Set task -
From the entries below, please gather each line containing the string "Cinipide".

Stored entries -
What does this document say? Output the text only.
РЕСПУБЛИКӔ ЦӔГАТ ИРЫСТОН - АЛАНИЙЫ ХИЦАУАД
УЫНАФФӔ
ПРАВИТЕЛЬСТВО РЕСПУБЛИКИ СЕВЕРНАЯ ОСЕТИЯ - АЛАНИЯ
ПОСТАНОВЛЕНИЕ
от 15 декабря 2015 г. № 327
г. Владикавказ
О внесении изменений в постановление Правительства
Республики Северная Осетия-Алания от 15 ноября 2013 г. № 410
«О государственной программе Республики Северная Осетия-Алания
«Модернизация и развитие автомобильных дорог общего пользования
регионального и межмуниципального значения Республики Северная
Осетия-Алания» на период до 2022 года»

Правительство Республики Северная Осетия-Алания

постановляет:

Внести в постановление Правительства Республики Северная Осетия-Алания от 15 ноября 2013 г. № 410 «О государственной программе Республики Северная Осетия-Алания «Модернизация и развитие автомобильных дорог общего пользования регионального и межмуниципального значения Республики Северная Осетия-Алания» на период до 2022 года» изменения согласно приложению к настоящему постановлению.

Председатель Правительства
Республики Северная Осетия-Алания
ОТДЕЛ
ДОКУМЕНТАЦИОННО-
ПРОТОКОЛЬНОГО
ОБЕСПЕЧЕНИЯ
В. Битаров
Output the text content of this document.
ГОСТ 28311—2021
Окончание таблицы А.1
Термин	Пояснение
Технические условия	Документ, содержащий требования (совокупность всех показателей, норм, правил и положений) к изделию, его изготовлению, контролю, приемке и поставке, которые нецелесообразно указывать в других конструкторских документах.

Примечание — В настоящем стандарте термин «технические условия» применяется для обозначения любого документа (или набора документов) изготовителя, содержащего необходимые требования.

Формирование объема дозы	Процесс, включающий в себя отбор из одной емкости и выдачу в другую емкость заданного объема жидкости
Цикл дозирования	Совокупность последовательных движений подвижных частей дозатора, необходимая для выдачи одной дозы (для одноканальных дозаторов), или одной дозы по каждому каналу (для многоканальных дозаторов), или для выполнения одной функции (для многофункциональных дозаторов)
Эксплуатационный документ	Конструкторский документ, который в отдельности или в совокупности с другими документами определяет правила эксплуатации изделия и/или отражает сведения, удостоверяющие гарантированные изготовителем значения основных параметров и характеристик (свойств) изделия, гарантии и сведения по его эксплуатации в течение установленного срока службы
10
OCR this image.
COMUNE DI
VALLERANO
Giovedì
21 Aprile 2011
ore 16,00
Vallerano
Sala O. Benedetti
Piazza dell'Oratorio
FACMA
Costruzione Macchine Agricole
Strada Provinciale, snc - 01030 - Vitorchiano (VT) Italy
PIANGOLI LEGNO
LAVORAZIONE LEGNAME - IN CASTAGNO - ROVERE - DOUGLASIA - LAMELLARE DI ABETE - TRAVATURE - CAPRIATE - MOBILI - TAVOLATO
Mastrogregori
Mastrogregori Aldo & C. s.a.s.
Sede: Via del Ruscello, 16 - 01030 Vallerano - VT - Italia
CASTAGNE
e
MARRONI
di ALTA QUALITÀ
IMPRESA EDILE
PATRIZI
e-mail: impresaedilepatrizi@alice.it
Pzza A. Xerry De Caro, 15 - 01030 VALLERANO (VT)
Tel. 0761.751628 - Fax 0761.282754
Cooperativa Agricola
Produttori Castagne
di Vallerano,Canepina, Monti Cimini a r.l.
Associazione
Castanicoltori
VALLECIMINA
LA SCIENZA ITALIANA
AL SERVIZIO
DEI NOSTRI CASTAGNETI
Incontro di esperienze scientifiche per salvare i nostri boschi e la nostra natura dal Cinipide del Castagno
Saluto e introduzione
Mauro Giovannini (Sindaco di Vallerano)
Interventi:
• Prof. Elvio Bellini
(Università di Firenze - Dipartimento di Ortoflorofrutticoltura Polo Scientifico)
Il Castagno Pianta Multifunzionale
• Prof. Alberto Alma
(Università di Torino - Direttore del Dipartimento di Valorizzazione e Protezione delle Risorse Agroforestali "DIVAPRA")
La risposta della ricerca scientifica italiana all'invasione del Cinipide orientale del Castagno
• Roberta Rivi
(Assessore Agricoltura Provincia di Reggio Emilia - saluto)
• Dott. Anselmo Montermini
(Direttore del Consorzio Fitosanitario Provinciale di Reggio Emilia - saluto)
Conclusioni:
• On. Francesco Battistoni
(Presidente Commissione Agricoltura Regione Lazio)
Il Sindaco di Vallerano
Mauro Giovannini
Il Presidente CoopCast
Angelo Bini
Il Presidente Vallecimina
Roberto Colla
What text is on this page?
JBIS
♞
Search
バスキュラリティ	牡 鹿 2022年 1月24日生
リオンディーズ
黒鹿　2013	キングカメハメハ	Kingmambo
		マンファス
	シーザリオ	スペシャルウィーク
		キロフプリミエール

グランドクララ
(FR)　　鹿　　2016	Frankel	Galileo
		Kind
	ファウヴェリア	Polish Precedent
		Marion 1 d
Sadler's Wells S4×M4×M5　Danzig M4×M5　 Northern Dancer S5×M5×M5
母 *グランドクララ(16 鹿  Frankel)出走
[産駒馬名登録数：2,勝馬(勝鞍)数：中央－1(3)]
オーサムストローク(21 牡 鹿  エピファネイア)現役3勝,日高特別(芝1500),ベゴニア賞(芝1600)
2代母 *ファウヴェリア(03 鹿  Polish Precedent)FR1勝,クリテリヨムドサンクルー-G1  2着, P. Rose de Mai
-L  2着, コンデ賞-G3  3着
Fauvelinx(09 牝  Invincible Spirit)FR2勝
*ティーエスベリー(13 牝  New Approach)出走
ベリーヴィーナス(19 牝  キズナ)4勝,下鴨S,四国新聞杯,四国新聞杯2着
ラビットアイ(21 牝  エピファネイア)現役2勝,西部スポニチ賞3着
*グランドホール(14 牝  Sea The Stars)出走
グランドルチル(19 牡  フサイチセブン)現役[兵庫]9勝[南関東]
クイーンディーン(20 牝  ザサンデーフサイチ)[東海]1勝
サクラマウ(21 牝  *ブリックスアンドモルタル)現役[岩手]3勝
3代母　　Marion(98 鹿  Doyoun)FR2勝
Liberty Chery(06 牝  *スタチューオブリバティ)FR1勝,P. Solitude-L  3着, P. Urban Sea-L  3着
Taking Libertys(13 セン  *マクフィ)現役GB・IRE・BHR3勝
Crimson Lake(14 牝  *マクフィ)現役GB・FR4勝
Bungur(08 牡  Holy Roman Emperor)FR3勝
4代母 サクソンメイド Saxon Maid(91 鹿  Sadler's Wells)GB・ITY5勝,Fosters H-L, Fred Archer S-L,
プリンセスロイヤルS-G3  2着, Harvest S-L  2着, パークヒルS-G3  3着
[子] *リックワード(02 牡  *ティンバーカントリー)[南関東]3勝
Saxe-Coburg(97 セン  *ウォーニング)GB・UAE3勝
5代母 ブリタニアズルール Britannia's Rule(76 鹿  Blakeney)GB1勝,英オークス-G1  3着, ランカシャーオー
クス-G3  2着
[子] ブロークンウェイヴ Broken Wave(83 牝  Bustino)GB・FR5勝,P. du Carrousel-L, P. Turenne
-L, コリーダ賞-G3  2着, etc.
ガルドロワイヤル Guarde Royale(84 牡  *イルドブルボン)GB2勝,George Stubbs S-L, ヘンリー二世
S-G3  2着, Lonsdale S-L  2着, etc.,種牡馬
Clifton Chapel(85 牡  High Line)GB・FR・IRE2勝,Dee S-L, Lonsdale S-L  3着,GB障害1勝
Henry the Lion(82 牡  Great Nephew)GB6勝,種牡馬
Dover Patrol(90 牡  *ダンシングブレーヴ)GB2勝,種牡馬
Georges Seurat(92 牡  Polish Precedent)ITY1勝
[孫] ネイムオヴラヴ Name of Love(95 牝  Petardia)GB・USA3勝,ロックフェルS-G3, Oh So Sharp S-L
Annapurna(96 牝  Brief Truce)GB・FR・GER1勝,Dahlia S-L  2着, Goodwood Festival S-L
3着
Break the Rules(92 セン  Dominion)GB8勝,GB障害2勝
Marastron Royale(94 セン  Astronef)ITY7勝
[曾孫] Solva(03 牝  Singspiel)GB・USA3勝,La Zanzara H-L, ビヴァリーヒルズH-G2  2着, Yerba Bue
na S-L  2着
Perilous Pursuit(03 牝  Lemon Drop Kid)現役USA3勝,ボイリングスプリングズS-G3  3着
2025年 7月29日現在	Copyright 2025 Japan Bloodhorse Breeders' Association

Written solution -
Incontro di esperienze scientifiche per salvare i nostri boschi e la nostra natura dal Cinipide del Castagno
La risposta della ricerca scientifica italiana all'invasione del Cinipide orientale del Castagno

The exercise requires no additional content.